[START OF ITEMS]

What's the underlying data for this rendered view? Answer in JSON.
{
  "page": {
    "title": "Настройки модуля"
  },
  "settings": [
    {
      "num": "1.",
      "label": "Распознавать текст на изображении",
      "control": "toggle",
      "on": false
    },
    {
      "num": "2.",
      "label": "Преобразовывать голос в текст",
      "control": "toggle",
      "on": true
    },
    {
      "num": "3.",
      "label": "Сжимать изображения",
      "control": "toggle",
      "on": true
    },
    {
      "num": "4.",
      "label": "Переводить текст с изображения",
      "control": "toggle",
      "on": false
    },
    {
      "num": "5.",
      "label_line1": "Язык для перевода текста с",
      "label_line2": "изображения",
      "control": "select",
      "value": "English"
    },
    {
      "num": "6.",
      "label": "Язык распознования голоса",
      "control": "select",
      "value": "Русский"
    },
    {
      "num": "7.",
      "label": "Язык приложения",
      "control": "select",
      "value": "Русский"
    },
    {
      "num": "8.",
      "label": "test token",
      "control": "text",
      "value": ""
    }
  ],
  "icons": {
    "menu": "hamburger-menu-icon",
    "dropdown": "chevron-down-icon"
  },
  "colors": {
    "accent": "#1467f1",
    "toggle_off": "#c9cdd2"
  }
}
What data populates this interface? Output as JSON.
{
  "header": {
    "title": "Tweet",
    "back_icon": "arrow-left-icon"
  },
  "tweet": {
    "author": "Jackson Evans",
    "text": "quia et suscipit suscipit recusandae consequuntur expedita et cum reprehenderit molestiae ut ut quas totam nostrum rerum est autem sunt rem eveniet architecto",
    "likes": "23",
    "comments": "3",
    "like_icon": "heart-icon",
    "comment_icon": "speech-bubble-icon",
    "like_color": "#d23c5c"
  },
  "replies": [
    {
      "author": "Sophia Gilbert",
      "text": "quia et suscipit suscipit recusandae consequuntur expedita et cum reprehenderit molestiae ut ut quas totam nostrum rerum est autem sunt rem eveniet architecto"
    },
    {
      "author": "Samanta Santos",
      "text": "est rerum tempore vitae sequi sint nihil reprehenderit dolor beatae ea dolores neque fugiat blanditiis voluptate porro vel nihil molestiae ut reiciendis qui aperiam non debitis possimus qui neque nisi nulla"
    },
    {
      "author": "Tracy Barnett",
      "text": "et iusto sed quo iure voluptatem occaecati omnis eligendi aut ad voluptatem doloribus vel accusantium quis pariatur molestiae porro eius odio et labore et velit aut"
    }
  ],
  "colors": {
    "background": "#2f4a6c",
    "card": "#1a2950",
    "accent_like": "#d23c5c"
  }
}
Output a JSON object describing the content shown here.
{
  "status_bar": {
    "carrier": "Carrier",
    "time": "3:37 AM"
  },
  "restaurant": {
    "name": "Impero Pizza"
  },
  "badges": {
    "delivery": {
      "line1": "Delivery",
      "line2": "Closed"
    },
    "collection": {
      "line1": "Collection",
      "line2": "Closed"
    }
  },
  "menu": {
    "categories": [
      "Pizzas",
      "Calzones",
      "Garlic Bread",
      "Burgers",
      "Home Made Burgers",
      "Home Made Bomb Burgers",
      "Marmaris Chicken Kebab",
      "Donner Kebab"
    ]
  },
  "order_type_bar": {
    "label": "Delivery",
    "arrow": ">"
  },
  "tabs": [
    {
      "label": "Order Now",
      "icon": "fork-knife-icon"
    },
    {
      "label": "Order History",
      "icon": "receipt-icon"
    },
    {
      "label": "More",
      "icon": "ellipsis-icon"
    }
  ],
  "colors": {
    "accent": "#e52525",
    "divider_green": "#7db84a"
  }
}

[END OF ITEMS]

EXERCISE TASK:
Write out the material from the first line to the last, exactly.

RESULT FOR THIS EXERCISE:
What's the underlying data for this rendered view? Answer in JSON.
{
  "page": {
    "title": "Настройки модуля"
  },
  "settings": [
    {
      "num": "1.",
      "label": "Распознавать текст на изображении",
      "control": "toggle",
      "on": false
    },
    {
      "num": "2.",
      "label": "Преобразовывать голос в текст",
      "control": "toggle",
      "on": true
    },
    {
      "num": "3.",
      "label": "Сжимать изображения",
      "control": "toggle",
      "on": true
    },
    {
      "num": "4.",
      "label": "Переводить текст с изображения",
      "control": "toggle",
      "on": false
    },
    {
      "num": "5.",
      "label_line1": "Язык для перевода текста с",
      "label_line2": "изображения",
      "control": "select",
      "value": "English"
    },
    {
      "num": "6.",
      "label": "Язык распознования голоса",
      "control": "select",
      "value": "Русский"
    },
    {
      "num": "7.",
      "label": "Язык приложения",
      "control": "select",
      "value": "Русский"
    },
    {
      "num": "8.",
      "label": "test token",
      "control": "text",
      "value": ""
    }
  ],
  "icons": {
    "menu": "hamburger-menu-icon",
    "dropdown": "chevron-down-icon"
  },
  "colors": {
    "accent": "#1467f1",
    "toggle_off": "#c9cdd2"
  }
}
What data populates this interface? Output as JSON.
{
  "header": {
    "title": "Tweet",
    "back_icon": "arrow-left-icon"
  },
  "tweet": {
    "author": "Jackson Evans",
    "text": "quia et suscipit suscipit recusandae consequuntur expedita et cum reprehenderit molestiae ut ut quas totam nostrum rerum est autem sunt rem eveniet architecto",
    "likes": "23",
    "comments": "3",
    "like_icon": "heart-icon",
    "comment_icon": "speech-bubble-icon",
    "like_color": "#d23c5c"
  },
  "replies": [
    {
      "author": "Sophia Gilbert",
      "text": "quia et suscipit suscipit recusandae consequuntur expedita et cum reprehenderit molestiae ut ut quas totam nostrum rerum est autem sunt rem eveniet architecto"
    },
    {
      "author": "Samanta Santos",
      "text": "est rerum tempore vitae sequi sint nihil reprehenderit dolor beatae ea dolores neque fugiat blanditiis voluptate porro vel nihil molestiae ut reiciendis qui aperiam non debitis possimus qui neque nisi nulla"
    },
    {
      "author": "Tracy Barnett",
      "text": "et iusto sed quo iure voluptatem occaecati omnis eligendi aut ad voluptatem doloribus vel accusantium quis pariatur molestiae porro eius odio et labore et velit aut"
    }
  ],
  "colors": {
    "background": "#2f4a6c",
    "card": "#1a2950",
    "accent_like": "#d23c5c"
  }
}
Output a JSON object describing the content shown here.
{
  "status_bar": {
    "carrier": "Carrier",
    "time": "3:37 AM"
  },
  "restaurant": {
    "name": "Impero Pizza"
  },
  "badges": {
    "delivery": {
      "line1": "Delivery",
      "line2": "Closed"
    },
    "collection": {
      "line1": "Collection",
      "line2": "Closed"
    }
  },
  "menu": {
    "categories": [
      "Pizzas",
      "Calzones",
      "Garlic Bread",
      "Burgers",
      "Home Made Burgers",
      "Home Made Bomb Burgers",
      "Marmaris Chicken Kebab",
      "Donner Kebab"
    ]
  },
  "order_type_bar": {
    "label": "Delivery",
    "arrow": ">"
  },
  "tabs": [
    {
      "label": "Order Now",
      "icon": "fork-knife-icon"
    },
    {
      "label": "Order History",
      "icon": "receipt-icon"
    },
    {
      "label": "More",
      "icon": "ellipsis-icon"
    }
  ],
  "colors": {
    "accent": "#e52525",
    "divider_green": "#7db84a"
  }
}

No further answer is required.